TASK OBJECTIVE = Without the images, write out all of the following entries exactly.

········

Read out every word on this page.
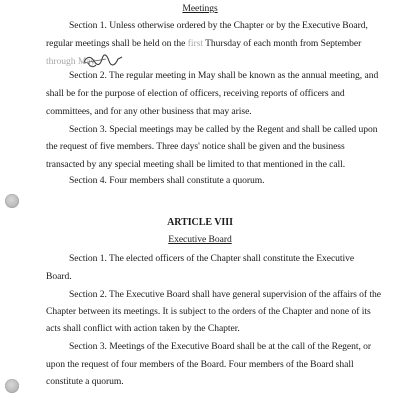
Meetings
Section 1. Unless otherwise ordered by the Chapter or by the Executive Board,
regular meetings shall be held on the first Thursday of each month from September
through May.
Section 2. The regular meeting in May shall be known as the annual meeting, and
shall be for the purpose of election of officers, receiving reports of officers and
committees, and for any other business that may arise.
Section 3. Special meetings may be called by the Regent and shall be called upon
the request of five members. Three days' notice shall be given and the business
transacted by any special meeting shall be limited to that mentioned in the call.
Section 4. Four members shall constitute a quorum.
ARTICLE VIII
Executive Board
Section 1. The elected officers of the Chapter shall constitute the Executive
Board.
Section 2. The Executive Board shall have general supervision of the affairs of the
Chapter between its meetings. It is subject to the orders of the Chapter and none of its
acts shall conflict with action taken by the Chapter.
Section 3. Meetings of the Executive Board shall be at the call of the Regent, or
upon the request of four members of the Board. Four members of the Board shall
constitute a quorum.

········

CORRECT ANSWER =
Read out every word on this page.
Meetings
Section 1. Unless otherwise ordered by the Chapter or by the Executive Board,
regular meetings shall be held on the first Thursday of each month from September
through May.
Section 2. The regular meeting in May shall be known as the annual meeting, and
shall be for the purpose of election of officers, receiving reports of officers and
committees, and for any other business that may arise.
Section 3. Special meetings may be called by the Regent and shall be called upon
the request of five members. Three days' notice shall be given and the business
transacted by any special meeting shall be limited to that mentioned in the call.
Section 4. Four members shall constitute a quorum.
ARTICLE VIII
Executive Board
Section 1. The elected officers of the Chapter shall constitute the Executive
Board.
Section 2. The Executive Board shall have general supervision of the affairs of the
Chapter between its meetings. It is subject to the orders of the Chapter and none of its
acts shall conflict with action taken by the Chapter.
Section 3. Meetings of the Executive Board shall be at the call of the Regent, or
upon the request of four members of the Board. Four members of the Board shall
constitute a quorum.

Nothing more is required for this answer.